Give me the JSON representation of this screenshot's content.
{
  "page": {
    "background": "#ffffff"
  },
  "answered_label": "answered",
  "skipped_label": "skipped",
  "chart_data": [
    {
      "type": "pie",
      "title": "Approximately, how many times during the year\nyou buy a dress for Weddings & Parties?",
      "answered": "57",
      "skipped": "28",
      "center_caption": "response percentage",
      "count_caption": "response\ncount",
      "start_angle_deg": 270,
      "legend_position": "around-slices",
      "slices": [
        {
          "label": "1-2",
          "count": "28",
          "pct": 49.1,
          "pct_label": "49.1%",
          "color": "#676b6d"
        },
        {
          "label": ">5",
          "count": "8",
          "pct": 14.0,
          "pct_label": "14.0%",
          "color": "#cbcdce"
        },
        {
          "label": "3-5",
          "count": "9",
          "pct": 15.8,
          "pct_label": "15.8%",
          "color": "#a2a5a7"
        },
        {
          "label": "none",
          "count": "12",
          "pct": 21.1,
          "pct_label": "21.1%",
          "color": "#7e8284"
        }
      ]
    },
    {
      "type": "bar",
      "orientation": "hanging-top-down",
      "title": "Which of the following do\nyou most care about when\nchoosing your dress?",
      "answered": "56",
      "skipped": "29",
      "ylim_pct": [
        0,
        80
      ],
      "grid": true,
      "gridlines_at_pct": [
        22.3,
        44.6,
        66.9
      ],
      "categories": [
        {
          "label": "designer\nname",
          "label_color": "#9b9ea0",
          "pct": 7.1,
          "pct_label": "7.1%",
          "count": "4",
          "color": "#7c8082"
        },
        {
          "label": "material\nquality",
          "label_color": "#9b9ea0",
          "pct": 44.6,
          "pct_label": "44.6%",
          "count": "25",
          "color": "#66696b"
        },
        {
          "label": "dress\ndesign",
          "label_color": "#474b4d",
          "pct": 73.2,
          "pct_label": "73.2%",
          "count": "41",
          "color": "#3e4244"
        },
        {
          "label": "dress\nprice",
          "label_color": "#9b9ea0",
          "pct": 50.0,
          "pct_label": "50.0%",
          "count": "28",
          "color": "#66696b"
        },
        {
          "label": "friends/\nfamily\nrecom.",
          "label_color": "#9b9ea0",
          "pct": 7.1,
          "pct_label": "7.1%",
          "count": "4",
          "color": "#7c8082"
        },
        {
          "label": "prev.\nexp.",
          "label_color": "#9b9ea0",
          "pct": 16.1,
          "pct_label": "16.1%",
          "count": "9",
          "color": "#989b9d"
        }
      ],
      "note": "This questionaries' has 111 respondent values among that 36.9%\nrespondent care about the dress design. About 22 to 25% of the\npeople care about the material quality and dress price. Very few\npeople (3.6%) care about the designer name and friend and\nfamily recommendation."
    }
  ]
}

•••

■ Given instruction ■
Above are the records. Identify each line that contains the word "answered".

■ Solution for this task ■
  "answered_label": "answered",
      "answered": "57",
      "answered": "56",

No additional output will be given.